#### Material provided ####

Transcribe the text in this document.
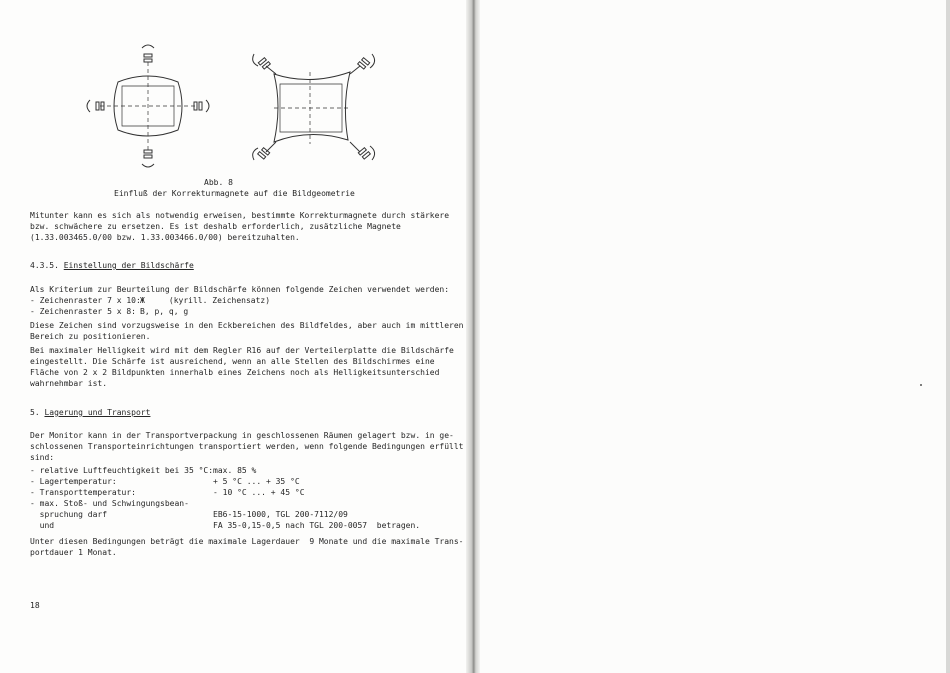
Abb. 8
Einfluß der Korrekturmagnete auf die Bildgeometrie
Mitunter kann es sich als notwendig erweisen, bestimmte Korrekturmagnete durch stärkere
bzw. schwächere zu ersetzen. Es ist deshalb erforderlich, zusätzliche Magnete
(1.33.003465.0/00 bzw. 1.33.003466.0/00) bereitzuhalten.
4.3.5. Einstellung der Bildschärfe
Als Kriterium zur Beurteilung der Bildschärfe können folgende Zeichen verwendet werden:
- Zeichenraster 7 x 10: Ж     (kyrill. Zeichensatz)
- Zeichenraster 5 x 8: B, p, q, g
Diese Zeichen sind vorzugsweise in den Eckbereichen des Bildfeldes, aber auch im mittleren
Bereich zu positionieren.
Bei maximaler Helligkeit wird mit dem Regler R16 auf der Verteilerplatte die Bildschärfe
eingestellt. Die Schärfe ist ausreichend, wenn an alle Stellen des Bildschirmes eine
Fläche von 2 x 2 Bildpunkten innerhalb eines Zeichens noch als Helligkeitsunterschied
wahrnehmbar ist.
5. Lagerung und Transport
Der Monitor kann in der Transportverpackung in geschlossenen Räumen gelagert bzw. in ge-
schlossenen Transporteinrichtungen transportiert werden, wenn folgende Bedingungen erfüllt
sind:
- relative Luftfeuchtigkeit bei 35 °C: max. 85 %
- Lagertemperatur:	+ 5 °C ... + 35 °C
- Transporttemperatur:	- 10 °C ... + 45 °C
- max. Stoß- und Schwingungsbean-
spruchung darf	EB6-15-1000, TGL 200-7112/09
und	FA 35-0,15-0,5 nach TGL 200-0057  betragen.
Unter diesen Bedingungen beträgt die maximale Lagerdauer  9 Monate und die maximale Trans-
portdauer 1 Monat.
18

####

# Task details:
Retype each line of the listing above word for word. Exclude the pictures.

# Response to the exercise:
Transcribe the text in this document.
Abb. 8
Einfluß der Korrekturmagnete auf die Bildgeometrie
Mitunter kann es sich als notwendig erweisen, bestimmte Korrekturmagnete durch stärkere
bzw. schwächere zu ersetzen. Es ist deshalb erforderlich, zusätzliche Magnete
(1.33.003465.0/00 bzw. 1.33.003466.0/00) bereitzuhalten.
4.3.5. Einstellung der Bildschärfe
Als Kriterium zur Beurteilung der Bildschärfe können folgende Zeichen verwendet werden:
- Zeichenraster 7 x 10: Ж     (kyrill. Zeichensatz)
- Zeichenraster 5 x 8: B, p, q, g
Diese Zeichen sind vorzugsweise in den Eckbereichen des Bildfeldes, aber auch im mittleren
Bereich zu positionieren.
Bei maximaler Helligkeit wird mit dem Regler R16 auf der Verteilerplatte die Bildschärfe
eingestellt. Die Schärfe ist ausreichend, wenn an alle Stellen des Bildschirmes eine
Fläche von 2 x 2 Bildpunkten innerhalb eines Zeichens noch als Helligkeitsunterschied
wahrnehmbar ist.
5. Lagerung und Transport
Der Monitor kann in der Transportverpackung in geschlossenen Räumen gelagert bzw. in ge-
schlossenen Transporteinrichtungen transportiert werden, wenn folgende Bedingungen erfüllt
sind:
- relative Luftfeuchtigkeit bei 35 °C: max. 85 %
- Lagertemperatur:	+ 5 °C ... + 35 °C
- Transporttemperatur:	- 10 °C ... + 45 °C
- max. Stoß- und Schwingungsbean-
spruchung darf	EB6-15-1000, TGL 200-7112/09
und	FA 35-0,15-0,5 nach TGL 200-0057  betragen.
Unter diesen Bedingungen beträgt die maximale Lagerdauer  9 Monate und die maximale Trans-
portdauer 1 Monat.
18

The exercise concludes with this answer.